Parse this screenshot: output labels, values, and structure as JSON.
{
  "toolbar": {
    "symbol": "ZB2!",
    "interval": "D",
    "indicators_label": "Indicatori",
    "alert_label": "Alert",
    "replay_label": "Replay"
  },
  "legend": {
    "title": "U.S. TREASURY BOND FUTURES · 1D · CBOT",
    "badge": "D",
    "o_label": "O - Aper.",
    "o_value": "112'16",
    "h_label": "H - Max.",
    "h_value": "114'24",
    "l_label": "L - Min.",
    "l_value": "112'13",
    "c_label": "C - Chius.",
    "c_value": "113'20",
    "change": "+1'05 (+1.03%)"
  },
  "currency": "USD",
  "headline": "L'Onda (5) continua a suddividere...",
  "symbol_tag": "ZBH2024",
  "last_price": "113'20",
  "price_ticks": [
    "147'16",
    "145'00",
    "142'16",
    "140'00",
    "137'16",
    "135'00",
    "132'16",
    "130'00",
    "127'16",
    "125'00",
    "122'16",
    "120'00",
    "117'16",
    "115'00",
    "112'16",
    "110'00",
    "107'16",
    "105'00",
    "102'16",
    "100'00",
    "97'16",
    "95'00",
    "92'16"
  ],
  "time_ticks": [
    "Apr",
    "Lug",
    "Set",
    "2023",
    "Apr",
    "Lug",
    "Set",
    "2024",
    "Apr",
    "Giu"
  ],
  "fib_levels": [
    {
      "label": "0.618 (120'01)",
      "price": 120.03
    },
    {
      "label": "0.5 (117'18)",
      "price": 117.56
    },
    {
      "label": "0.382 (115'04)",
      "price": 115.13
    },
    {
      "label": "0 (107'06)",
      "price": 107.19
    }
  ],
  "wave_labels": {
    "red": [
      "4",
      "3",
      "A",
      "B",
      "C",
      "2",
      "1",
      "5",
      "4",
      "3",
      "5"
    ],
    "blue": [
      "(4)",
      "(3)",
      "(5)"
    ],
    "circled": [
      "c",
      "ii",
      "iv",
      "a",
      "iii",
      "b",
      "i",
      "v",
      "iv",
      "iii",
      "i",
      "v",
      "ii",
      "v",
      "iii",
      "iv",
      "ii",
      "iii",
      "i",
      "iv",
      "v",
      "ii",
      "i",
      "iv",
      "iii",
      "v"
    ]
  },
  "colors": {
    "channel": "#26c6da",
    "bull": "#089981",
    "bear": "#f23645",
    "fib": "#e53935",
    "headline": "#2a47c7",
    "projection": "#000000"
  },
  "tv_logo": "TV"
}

========================================

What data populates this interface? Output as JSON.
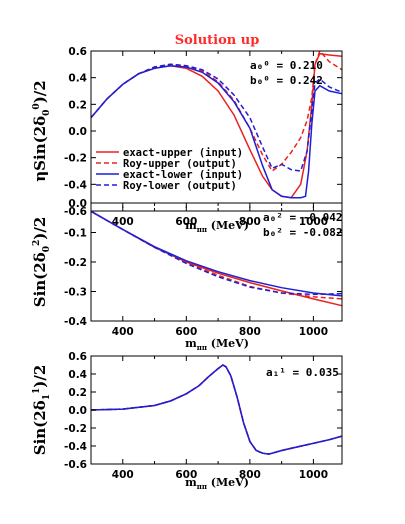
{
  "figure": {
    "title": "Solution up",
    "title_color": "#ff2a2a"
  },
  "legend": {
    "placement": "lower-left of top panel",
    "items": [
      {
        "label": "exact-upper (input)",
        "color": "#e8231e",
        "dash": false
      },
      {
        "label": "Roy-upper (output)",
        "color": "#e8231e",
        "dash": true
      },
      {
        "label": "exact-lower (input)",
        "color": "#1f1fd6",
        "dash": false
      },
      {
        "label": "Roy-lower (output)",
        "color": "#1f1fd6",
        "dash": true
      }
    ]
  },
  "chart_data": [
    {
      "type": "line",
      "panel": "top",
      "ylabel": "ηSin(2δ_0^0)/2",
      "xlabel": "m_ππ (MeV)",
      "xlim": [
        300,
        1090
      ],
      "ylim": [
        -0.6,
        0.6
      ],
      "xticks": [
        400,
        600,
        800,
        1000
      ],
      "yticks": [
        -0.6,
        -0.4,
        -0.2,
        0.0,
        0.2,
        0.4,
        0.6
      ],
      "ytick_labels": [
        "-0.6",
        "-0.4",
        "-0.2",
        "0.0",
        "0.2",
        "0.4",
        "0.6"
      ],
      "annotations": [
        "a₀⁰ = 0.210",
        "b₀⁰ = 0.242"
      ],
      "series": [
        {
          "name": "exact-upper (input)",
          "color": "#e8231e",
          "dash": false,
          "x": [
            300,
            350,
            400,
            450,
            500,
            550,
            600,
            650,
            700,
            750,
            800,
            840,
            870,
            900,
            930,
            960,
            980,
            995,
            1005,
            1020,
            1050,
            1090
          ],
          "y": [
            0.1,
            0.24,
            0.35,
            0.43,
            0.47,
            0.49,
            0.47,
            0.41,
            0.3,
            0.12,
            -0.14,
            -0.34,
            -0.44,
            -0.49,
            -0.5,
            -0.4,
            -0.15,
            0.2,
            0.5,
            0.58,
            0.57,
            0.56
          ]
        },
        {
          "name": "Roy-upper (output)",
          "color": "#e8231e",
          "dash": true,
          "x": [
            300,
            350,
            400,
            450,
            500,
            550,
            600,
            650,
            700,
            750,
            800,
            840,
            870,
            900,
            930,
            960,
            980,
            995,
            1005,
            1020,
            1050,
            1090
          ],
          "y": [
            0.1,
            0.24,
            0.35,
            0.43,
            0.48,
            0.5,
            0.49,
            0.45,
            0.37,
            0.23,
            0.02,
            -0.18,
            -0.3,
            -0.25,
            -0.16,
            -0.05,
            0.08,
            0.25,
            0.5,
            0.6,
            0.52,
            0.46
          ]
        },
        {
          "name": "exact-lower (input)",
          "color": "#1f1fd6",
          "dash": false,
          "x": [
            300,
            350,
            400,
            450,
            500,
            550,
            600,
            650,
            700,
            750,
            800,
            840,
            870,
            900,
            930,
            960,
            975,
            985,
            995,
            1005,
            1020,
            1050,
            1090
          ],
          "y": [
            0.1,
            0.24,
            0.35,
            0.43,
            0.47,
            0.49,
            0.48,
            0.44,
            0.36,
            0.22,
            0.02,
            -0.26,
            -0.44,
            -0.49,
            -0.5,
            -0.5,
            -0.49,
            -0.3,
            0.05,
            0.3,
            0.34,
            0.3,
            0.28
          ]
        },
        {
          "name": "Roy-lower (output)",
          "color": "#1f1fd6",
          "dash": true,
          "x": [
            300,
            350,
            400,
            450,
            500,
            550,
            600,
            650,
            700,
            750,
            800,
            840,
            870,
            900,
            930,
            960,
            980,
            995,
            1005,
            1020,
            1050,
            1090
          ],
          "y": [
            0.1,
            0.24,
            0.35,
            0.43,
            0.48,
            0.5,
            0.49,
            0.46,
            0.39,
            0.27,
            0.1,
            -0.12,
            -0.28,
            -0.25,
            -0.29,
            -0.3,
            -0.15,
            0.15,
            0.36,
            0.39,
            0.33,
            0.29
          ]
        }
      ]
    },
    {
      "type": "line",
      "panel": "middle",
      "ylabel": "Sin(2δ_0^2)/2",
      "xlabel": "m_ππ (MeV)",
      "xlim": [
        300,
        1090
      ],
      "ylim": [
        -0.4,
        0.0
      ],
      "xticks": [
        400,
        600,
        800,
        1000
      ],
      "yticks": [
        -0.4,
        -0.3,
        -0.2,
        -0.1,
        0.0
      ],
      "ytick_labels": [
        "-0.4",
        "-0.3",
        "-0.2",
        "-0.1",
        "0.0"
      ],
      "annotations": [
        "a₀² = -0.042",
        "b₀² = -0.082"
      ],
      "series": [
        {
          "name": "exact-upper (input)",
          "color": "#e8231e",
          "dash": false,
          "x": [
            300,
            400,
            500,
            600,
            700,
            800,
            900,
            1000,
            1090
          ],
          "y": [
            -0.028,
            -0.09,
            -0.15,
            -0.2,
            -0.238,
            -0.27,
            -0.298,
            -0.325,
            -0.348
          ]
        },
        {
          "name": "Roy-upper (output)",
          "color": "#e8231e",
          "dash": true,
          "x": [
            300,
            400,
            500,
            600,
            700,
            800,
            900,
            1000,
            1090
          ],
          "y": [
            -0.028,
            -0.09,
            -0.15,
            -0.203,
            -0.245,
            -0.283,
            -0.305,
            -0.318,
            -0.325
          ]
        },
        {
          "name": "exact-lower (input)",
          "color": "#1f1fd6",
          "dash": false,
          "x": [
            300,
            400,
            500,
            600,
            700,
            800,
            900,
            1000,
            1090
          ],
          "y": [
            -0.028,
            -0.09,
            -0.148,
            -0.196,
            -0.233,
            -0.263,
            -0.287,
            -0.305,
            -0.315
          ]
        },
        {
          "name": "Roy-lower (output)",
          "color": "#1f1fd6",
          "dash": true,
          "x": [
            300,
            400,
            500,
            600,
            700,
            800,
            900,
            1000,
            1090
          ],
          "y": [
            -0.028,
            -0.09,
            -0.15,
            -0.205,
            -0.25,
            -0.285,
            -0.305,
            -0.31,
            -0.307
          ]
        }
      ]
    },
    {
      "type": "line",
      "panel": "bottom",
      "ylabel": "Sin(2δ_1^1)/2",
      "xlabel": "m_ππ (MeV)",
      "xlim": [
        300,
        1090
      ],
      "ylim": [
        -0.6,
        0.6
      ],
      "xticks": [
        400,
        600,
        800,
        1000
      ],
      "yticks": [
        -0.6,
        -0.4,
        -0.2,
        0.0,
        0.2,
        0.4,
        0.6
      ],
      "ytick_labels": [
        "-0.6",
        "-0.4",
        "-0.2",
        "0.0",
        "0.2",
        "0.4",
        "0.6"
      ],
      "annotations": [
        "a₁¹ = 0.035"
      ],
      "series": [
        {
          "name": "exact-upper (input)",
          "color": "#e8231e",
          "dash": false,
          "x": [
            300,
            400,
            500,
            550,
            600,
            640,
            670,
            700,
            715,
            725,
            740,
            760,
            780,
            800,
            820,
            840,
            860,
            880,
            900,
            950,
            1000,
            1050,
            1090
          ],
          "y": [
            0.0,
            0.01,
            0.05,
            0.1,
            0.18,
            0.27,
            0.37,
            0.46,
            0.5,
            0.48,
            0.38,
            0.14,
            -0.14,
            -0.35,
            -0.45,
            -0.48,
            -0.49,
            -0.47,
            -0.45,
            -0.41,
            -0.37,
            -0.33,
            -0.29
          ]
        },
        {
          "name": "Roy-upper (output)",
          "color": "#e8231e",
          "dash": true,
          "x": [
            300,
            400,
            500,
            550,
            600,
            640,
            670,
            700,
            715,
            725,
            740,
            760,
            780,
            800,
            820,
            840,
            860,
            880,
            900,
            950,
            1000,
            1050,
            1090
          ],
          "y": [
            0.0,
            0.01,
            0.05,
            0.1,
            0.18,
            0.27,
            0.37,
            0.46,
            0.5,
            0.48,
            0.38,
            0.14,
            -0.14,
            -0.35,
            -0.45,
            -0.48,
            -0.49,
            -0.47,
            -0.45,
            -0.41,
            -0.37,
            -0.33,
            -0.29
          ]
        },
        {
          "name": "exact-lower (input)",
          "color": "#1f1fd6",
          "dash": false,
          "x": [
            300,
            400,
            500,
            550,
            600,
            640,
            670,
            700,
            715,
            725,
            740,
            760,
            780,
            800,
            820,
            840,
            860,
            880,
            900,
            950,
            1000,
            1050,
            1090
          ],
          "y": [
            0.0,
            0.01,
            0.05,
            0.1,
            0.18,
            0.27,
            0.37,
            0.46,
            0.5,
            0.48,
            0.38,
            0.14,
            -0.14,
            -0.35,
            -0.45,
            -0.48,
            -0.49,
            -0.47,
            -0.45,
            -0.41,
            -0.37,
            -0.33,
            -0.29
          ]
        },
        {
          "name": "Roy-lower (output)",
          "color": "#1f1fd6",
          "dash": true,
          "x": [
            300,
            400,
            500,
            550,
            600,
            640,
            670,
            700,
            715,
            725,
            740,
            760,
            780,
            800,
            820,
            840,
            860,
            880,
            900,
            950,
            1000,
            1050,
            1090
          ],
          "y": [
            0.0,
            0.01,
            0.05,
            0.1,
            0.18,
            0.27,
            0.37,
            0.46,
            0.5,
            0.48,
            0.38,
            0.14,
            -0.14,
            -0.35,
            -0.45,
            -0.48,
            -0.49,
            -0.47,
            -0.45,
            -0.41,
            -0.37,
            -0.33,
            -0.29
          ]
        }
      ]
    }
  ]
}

========================================

» PROBLEM TO WORK ON
Find all lines with "panel" in them and copy each one.

» TASK RESPONSE
    "placement": "lower-left of top panel",
      "panel": "top",
      "panel": "middle",
      "panel": "bottom",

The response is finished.